• Figure content listings
--------------------------------------------------

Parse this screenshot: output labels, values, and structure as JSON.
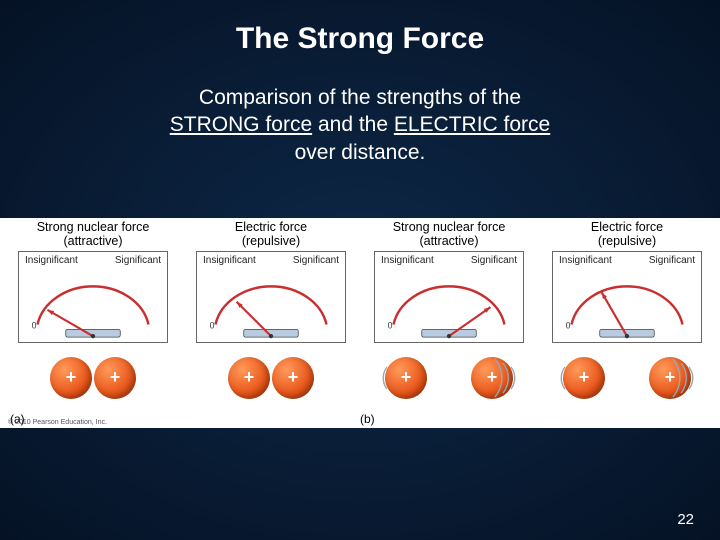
{
  "slide": {
    "title": "The Strong Force",
    "subtitle_l1": "Comparison of the strengths of the",
    "subtitle_strong": "STRONG force",
    "subtitle_mid": " and the ",
    "subtitle_elec": "ELECTRIC force",
    "subtitle_l3": "over distance.",
    "number": "22"
  },
  "gauge_shared": {
    "label_left": "Insignificant",
    "label_right": "Significant",
    "zero": "0",
    "arc_color": "#c92f2f",
    "needle_color": "#c92f2f",
    "base_color": "#b9cbe0",
    "base_border": "#444"
  },
  "panels": [
    {
      "title_line1": "Strong nuclear force",
      "title_line2": "(attractive)",
      "needle_angle": 30,
      "needle_len": 54
    },
    {
      "title_line1": "Electric force",
      "title_line2": "(repulsive)",
      "needle_angle": 45,
      "needle_len": 50
    },
    {
      "title_line1": "Strong nuclear force",
      "title_line2": "(attractive)",
      "needle_angle": 145,
      "needle_len": 52
    },
    {
      "title_line1": "Electric  force",
      "title_line2": "(repulsive)",
      "needle_angle": 60,
      "needle_len": 52
    }
  ],
  "groups": [
    {
      "label": "(a)",
      "gap": 2,
      "motion": "none"
    },
    {
      "label": "(b)",
      "gap": 44,
      "motion": "apart"
    }
  ],
  "proton": {
    "fill_light": "#ff9a5a",
    "fill_mid": "#e8561a",
    "fill_dark": "#b5390a",
    "symbol": "+"
  },
  "copyright": "© 2010 Pearson Education, Inc."
}
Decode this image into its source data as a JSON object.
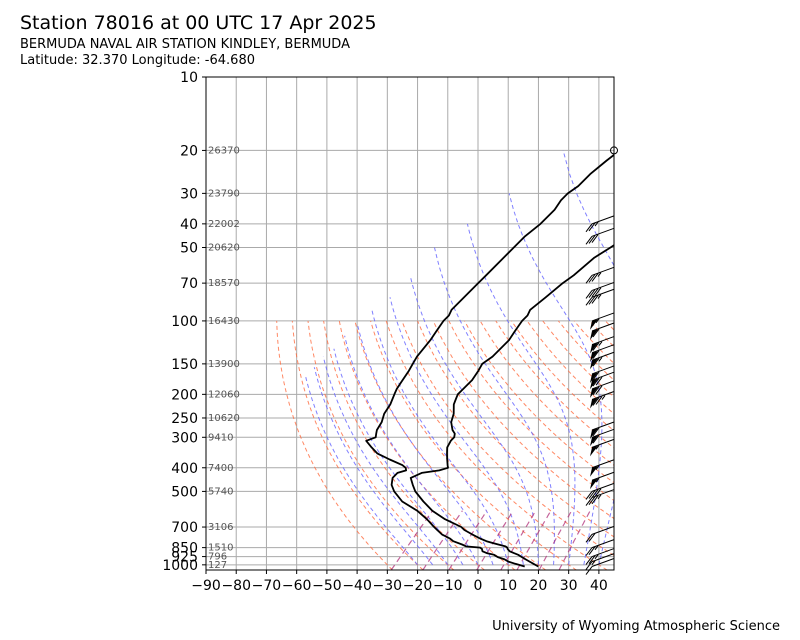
{
  "header": {
    "title": "Station 78016 at 00 UTC 17 Apr 2025",
    "station_name": "BERMUDA NAVAL AIR STATION KINDLEY, BERMUDA",
    "coords": "Latitude: 32.370 Longitude: -64.680"
  },
  "footer": {
    "credit": "University of Wyoming Atmospheric Science"
  },
  "colors": {
    "temperature": "#000000",
    "dewpoint": "#000000",
    "dry_adiabat": "#ff6a3d",
    "moist_adiabat": "#6a6aff",
    "mixing_ratio": "#b0307a",
    "grid": "#aaaaaa"
  },
  "chart_data": {
    "type": "line",
    "subtype": "skew-T log-P diagram",
    "title": "Station 78016 at 00 UTC 17 Apr 2025",
    "xlabel": "",
    "ylabel": "",
    "x_scale": "linear, skewed",
    "y_scale": "log (pressure, inverted)",
    "xlim": [
      -90,
      45
    ],
    "ylim": [
      1050,
      10
    ],
    "grid": true,
    "x_ticks": [
      -90,
      -80,
      -70,
      -60,
      -50,
      -40,
      -30,
      -20,
      -10,
      0,
      10,
      20,
      30,
      40
    ],
    "y_ticks": [
      10,
      20,
      30,
      40,
      50,
      70,
      100,
      150,
      200,
      250,
      300,
      400,
      500,
      700,
      850,
      925,
      1000
    ],
    "height_labels": [
      {
        "p": 20,
        "label": "26370"
      },
      {
        "p": 30,
        "label": "23790"
      },
      {
        "p": 40,
        "label": "22002"
      },
      {
        "p": 50,
        "label": "20620"
      },
      {
        "p": 70,
        "label": "18570"
      },
      {
        "p": 100,
        "label": "16430"
      },
      {
        "p": 150,
        "label": "13900"
      },
      {
        "p": 200,
        "label": "12060"
      },
      {
        "p": 250,
        "label": "10620"
      },
      {
        "p": 300,
        "label": "9410"
      },
      {
        "p": 400,
        "label": "7400"
      },
      {
        "p": 500,
        "label": "5740"
      },
      {
        "p": 700,
        "label": "3106"
      },
      {
        "p": 850,
        "label": "1510"
      },
      {
        "p": 925,
        "label": "796"
      },
      {
        "p": 1000,
        "label": "127"
      }
    ],
    "series": [
      {
        "name": "",
        "points": [
          [
            1016,
            20.5
          ],
          [
            990,
            18
          ],
          [
            970,
            16
          ],
          [
            950,
            14
          ],
          [
            930,
            12
          ],
          [
            910,
            10
          ],
          [
            895,
            8
          ],
          [
            880,
            6
          ],
          [
            860,
            4.5
          ],
          [
            850,
            4
          ],
          [
            840,
            3
          ],
          [
            825,
            0
          ],
          [
            815,
            -2
          ],
          [
            800,
            -5
          ],
          [
            780,
            -8
          ],
          [
            750,
            -12
          ],
          [
            720,
            -16
          ],
          [
            700,
            -18
          ],
          [
            650,
            -26
          ],
          [
            600,
            -33
          ],
          [
            550,
            -39
          ],
          [
            500,
            -45
          ],
          [
            470,
            -48
          ],
          [
            440,
            -51
          ],
          [
            420,
            -49
          ],
          [
            410,
            -44
          ],
          [
            400,
            -42
          ],
          [
            390,
            -43
          ],
          [
            370,
            -45
          ],
          [
            350,
            -47
          ],
          [
            330,
            -49
          ],
          [
            310,
            -50
          ],
          [
            300,
            -50
          ],
          [
            290,
            -51
          ],
          [
            280,
            -53
          ],
          [
            260,
            -56
          ],
          [
            240,
            -58
          ],
          [
            220,
            -61
          ],
          [
            210,
            -62
          ],
          [
            200,
            -63
          ],
          [
            190,
            -63
          ],
          [
            175,
            -63
          ],
          [
            160,
            -64
          ],
          [
            150,
            -65
          ],
          [
            140,
            -64
          ],
          [
            120,
            -64
          ],
          [
            110,
            -65
          ],
          [
            100,
            -66
          ],
          [
            95,
            -66
          ],
          [
            90,
            -67
          ],
          [
            80,
            -66
          ],
          [
            70,
            -65
          ],
          [
            65,
            -64
          ],
          [
            55,
            -63
          ],
          [
            50,
            -61
          ],
          [
            45,
            -59
          ],
          [
            40,
            -57
          ],
          [
            35,
            -55
          ],
          [
            32,
            -54
          ],
          [
            30,
            -54
          ],
          [
            28,
            -55
          ],
          [
            25,
            -56
          ],
          [
            22,
            -57
          ],
          [
            20,
            -58
          ],
          [
            18,
            -59
          ]
        ]
      },
      {
        "name": "",
        "points": [
          [
            1016,
            16
          ],
          [
            990,
            12
          ],
          [
            970,
            9
          ],
          [
            950,
            7
          ],
          [
            930,
            4
          ],
          [
            910,
            2
          ],
          [
            895,
            -1
          ],
          [
            880,
            -3
          ],
          [
            860,
            -4
          ],
          [
            850,
            -5
          ],
          [
            840,
            -10
          ],
          [
            825,
            -12
          ],
          [
            800,
            -16
          ],
          [
            780,
            -18
          ],
          [
            750,
            -22
          ],
          [
            720,
            -25
          ],
          [
            700,
            -27
          ],
          [
            650,
            -32
          ],
          [
            600,
            -38
          ],
          [
            550,
            -46
          ],
          [
            500,
            -52
          ],
          [
            470,
            -55
          ],
          [
            440,
            -57
          ],
          [
            420,
            -57
          ],
          [
            410,
            -55
          ],
          [
            400,
            -56
          ],
          [
            390,
            -58
          ],
          [
            370,
            -64
          ],
          [
            350,
            -70
          ],
          [
            330,
            -74
          ],
          [
            310,
            -78
          ],
          [
            300,
            -76
          ],
          [
            290,
            -77
          ],
          [
            280,
            -78
          ],
          [
            260,
            -79
          ],
          [
            240,
            -81
          ],
          [
            220,
            -82
          ],
          [
            200,
            -84
          ],
          [
            190,
            -85
          ],
          [
            175,
            -86
          ],
          [
            160,
            -87
          ],
          [
            150,
            -88
          ],
          [
            140,
            -89
          ],
          [
            120,
            -90
          ],
          [
            110,
            -91
          ],
          [
            100,
            -92
          ],
          [
            95,
            -92
          ],
          [
            90,
            -93
          ],
          [
            80,
            -93
          ],
          [
            70,
            -93
          ],
          [
            65,
            -93
          ],
          [
            55,
            -93
          ],
          [
            50,
            -93
          ],
          [
            45,
            -93
          ],
          [
            40,
            -92
          ],
          [
            35,
            -92
          ],
          [
            32,
            -93
          ],
          [
            30,
            -93
          ],
          [
            28,
            -92
          ],
          [
            25,
            -92
          ],
          [
            22,
            -91
          ],
          [
            20,
            -90
          ],
          [
            18,
            -90
          ]
        ]
      }
    ],
    "wind_barbs": [
      {
        "p": 20,
        "speed_kt": 0
      },
      {
        "p": 40,
        "speed_kt": 25
      },
      {
        "p": 45,
        "speed_kt": 30
      },
      {
        "p": 65,
        "speed_kt": 35
      },
      {
        "p": 75,
        "speed_kt": 40
      },
      {
        "p": 80,
        "speed_kt": 35
      },
      {
        "p": 100,
        "speed_kt": 55
      },
      {
        "p": 110,
        "speed_kt": 60
      },
      {
        "p": 125,
        "speed_kt": 65
      },
      {
        "p": 135,
        "speed_kt": 60
      },
      {
        "p": 145,
        "speed_kt": 65
      },
      {
        "p": 165,
        "speed_kt": 60
      },
      {
        "p": 175,
        "speed_kt": 70
      },
      {
        "p": 190,
        "speed_kt": 70
      },
      {
        "p": 210,
        "speed_kt": 75
      },
      {
        "p": 280,
        "speed_kt": 60
      },
      {
        "p": 300,
        "speed_kt": 60
      },
      {
        "p": 330,
        "speed_kt": 55
      },
      {
        "p": 400,
        "speed_kt": 55
      },
      {
        "p": 450,
        "speed_kt": 55
      },
      {
        "p": 500,
        "speed_kt": 40
      },
      {
        "p": 530,
        "speed_kt": 35
      },
      {
        "p": 750,
        "speed_kt": 20
      },
      {
        "p": 850,
        "speed_kt": 25
      },
      {
        "p": 925,
        "speed_kt": 25
      },
      {
        "p": 970,
        "speed_kt": 15
      },
      {
        "p": 1016,
        "speed_kt": 10
      }
    ]
  }
}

--------------------------------------------------

• STATED PROBLEM
Above are the records. Copy every line in them holding "this".

• RESULT BELOW
Parse this screenshot: output labels, values, and structure as JSON.
Decode this image into its source data as a JSON object.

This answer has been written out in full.